··· GIVEN DATA ···

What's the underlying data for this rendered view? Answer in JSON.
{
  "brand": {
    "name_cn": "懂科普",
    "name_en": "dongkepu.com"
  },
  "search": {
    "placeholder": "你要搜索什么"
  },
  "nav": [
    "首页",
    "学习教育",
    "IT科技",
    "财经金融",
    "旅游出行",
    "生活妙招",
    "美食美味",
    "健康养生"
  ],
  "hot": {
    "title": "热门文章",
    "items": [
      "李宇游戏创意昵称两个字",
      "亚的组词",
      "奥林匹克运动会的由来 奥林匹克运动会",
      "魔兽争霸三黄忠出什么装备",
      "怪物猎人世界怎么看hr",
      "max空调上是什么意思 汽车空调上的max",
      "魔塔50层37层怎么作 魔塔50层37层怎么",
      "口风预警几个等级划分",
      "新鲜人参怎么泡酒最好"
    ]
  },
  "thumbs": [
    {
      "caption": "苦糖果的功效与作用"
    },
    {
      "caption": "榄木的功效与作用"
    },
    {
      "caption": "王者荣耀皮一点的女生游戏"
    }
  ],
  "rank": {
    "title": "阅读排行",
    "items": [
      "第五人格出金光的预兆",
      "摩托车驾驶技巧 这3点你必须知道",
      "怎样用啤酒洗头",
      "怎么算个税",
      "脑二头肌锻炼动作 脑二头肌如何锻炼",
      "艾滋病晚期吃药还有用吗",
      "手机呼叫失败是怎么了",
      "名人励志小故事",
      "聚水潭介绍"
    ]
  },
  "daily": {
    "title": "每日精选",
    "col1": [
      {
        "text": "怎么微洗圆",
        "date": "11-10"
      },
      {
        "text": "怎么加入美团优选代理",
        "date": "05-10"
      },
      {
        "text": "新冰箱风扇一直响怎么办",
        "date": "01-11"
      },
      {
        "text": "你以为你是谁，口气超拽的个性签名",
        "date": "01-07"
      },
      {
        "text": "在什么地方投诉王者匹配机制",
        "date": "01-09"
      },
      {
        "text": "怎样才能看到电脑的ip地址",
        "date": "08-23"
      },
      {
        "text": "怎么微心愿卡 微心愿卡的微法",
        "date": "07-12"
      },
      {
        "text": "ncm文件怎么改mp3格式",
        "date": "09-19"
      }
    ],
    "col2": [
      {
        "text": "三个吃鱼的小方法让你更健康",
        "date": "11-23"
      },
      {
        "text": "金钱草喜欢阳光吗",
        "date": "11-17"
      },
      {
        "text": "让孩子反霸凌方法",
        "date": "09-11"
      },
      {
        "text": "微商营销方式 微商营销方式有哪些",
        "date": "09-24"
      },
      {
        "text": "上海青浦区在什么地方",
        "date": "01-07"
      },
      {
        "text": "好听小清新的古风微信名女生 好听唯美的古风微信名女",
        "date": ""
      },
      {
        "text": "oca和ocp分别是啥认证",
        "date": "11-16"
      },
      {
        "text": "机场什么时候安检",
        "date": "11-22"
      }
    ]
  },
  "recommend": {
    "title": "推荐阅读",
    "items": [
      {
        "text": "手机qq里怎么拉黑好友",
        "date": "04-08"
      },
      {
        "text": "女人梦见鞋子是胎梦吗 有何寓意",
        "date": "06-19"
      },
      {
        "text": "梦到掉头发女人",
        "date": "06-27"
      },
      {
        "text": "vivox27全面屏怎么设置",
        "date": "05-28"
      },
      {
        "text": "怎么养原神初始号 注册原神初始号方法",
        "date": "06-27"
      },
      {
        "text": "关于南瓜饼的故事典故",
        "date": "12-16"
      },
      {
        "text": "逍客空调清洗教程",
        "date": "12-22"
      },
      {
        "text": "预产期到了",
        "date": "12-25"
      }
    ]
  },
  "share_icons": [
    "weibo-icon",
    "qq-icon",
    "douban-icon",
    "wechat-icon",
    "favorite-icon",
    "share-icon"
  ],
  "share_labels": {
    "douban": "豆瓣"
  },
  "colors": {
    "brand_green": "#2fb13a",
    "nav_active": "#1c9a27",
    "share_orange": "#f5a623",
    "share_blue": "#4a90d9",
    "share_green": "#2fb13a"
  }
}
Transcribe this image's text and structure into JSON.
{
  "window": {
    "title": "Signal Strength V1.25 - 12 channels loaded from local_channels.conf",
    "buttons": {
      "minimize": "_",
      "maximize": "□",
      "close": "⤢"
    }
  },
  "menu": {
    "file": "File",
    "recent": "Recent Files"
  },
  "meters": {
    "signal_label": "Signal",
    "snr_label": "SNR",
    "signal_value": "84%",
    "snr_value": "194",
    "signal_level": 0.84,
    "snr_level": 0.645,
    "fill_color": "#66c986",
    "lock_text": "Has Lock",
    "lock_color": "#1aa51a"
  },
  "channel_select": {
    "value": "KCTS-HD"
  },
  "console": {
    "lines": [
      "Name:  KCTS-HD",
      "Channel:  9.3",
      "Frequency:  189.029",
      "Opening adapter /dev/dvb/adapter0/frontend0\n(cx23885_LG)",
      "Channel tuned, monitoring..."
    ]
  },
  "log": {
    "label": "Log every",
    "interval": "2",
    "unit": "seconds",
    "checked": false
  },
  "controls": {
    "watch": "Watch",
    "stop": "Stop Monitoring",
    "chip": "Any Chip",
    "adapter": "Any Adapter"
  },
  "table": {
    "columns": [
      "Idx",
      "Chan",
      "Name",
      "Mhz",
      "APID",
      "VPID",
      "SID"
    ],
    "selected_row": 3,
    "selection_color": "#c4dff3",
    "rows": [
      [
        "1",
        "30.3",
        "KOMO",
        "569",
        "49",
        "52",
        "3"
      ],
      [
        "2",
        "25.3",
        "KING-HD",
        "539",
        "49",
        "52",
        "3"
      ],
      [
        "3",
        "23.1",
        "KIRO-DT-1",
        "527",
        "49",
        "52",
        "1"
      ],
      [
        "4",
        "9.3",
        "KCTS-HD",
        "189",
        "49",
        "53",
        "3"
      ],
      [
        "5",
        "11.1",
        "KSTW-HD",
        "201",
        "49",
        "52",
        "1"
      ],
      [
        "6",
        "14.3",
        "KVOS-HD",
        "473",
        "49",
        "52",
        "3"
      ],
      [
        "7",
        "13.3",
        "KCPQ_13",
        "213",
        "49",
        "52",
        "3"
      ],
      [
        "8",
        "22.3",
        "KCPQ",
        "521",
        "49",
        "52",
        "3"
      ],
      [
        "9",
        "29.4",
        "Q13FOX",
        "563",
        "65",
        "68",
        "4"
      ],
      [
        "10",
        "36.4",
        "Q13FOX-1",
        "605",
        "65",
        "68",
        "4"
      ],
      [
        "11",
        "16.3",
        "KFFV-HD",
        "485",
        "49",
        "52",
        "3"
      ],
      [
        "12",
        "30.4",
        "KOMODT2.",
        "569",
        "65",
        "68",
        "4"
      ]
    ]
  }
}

···
··· GIVEN DATA ···

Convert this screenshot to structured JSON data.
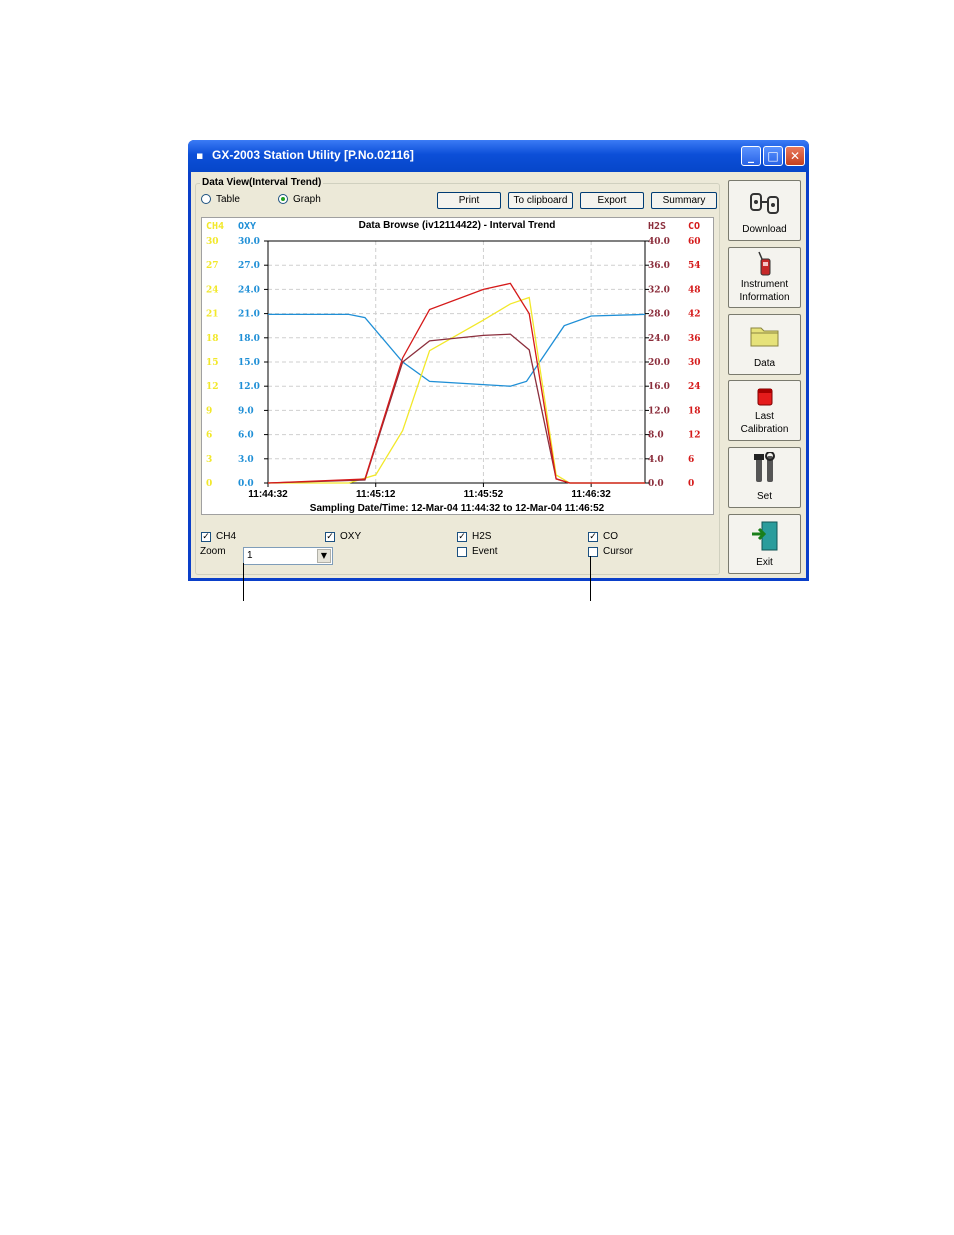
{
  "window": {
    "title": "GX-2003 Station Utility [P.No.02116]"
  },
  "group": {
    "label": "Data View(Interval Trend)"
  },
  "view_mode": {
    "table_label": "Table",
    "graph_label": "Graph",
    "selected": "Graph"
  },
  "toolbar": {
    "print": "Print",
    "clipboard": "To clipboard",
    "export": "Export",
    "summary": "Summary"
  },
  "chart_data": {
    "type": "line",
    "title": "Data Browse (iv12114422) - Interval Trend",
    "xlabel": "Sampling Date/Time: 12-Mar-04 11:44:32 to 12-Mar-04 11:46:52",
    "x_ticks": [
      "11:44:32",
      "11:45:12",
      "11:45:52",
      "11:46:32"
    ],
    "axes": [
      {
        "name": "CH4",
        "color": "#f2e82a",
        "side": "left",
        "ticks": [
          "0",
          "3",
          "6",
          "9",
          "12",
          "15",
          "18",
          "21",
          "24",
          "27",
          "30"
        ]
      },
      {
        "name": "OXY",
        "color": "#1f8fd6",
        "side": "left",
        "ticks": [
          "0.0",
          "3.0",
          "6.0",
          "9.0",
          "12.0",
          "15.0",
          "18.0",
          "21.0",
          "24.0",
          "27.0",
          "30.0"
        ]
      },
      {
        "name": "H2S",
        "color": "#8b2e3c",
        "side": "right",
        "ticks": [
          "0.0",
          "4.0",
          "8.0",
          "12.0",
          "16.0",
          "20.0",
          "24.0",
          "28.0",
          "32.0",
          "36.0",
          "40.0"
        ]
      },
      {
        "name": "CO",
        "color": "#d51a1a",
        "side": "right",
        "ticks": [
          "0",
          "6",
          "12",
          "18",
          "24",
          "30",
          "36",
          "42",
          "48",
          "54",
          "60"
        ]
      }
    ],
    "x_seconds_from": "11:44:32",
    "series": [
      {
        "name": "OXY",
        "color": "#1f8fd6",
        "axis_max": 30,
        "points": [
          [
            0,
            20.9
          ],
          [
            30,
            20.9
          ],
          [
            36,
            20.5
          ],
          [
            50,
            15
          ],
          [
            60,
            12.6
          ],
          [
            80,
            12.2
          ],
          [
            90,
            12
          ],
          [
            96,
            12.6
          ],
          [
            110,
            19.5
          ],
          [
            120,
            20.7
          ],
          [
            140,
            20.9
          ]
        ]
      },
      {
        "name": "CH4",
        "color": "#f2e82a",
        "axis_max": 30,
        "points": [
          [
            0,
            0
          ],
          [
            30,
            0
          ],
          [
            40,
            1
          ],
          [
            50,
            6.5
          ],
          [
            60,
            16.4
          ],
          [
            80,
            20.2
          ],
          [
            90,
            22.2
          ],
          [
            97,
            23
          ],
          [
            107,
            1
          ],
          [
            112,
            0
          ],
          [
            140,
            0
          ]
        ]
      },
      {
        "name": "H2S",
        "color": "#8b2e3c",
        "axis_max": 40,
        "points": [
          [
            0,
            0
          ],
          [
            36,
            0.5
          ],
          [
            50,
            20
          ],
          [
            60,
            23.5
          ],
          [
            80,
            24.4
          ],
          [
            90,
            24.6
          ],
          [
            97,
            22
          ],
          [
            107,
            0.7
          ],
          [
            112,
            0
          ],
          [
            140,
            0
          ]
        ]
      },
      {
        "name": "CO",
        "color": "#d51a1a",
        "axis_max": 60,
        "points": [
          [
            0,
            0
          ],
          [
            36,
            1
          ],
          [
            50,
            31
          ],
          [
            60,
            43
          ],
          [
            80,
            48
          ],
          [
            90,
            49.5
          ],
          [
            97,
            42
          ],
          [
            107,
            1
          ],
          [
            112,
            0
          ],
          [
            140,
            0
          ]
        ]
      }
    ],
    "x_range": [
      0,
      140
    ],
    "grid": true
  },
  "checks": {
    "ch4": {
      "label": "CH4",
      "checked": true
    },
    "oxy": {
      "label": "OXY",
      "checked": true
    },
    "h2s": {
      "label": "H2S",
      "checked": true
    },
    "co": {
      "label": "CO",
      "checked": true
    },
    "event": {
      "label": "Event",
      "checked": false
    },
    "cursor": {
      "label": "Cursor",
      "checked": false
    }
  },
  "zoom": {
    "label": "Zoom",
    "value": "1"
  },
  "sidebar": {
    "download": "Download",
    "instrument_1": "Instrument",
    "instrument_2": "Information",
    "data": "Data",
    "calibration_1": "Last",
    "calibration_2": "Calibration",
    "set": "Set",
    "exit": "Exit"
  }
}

···
··· GIVEN DATA ···

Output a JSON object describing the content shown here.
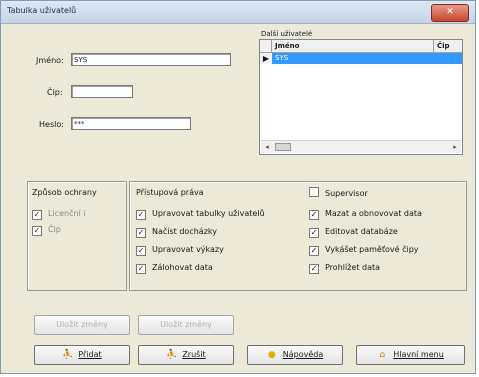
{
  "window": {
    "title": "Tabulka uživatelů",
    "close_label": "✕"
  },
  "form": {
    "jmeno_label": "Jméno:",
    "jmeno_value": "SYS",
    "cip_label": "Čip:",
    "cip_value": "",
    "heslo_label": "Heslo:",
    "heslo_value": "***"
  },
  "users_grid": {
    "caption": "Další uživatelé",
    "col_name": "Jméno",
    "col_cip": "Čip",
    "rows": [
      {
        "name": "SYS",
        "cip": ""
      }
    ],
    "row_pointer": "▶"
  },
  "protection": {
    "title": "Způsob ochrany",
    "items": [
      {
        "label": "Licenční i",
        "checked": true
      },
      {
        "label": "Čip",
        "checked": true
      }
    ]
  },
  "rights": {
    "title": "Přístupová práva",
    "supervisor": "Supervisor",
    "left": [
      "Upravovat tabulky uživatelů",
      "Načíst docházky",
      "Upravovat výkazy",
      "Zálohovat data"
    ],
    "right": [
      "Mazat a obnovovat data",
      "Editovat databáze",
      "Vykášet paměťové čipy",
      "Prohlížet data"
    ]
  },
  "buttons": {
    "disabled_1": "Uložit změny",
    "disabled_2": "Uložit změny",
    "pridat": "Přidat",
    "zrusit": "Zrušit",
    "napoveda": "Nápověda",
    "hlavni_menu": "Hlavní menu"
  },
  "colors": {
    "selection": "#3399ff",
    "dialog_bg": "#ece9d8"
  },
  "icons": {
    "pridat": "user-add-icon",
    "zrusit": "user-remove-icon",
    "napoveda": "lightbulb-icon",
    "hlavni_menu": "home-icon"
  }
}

···

§ **BRIEF**
Identify the lines in the entries above that contain "zrusit", then copy them out.

§ **RESPONSE TO THIS EXERCISE**
    "zrusit": "Zrušit",
    "zrusit": "user-remove-icon",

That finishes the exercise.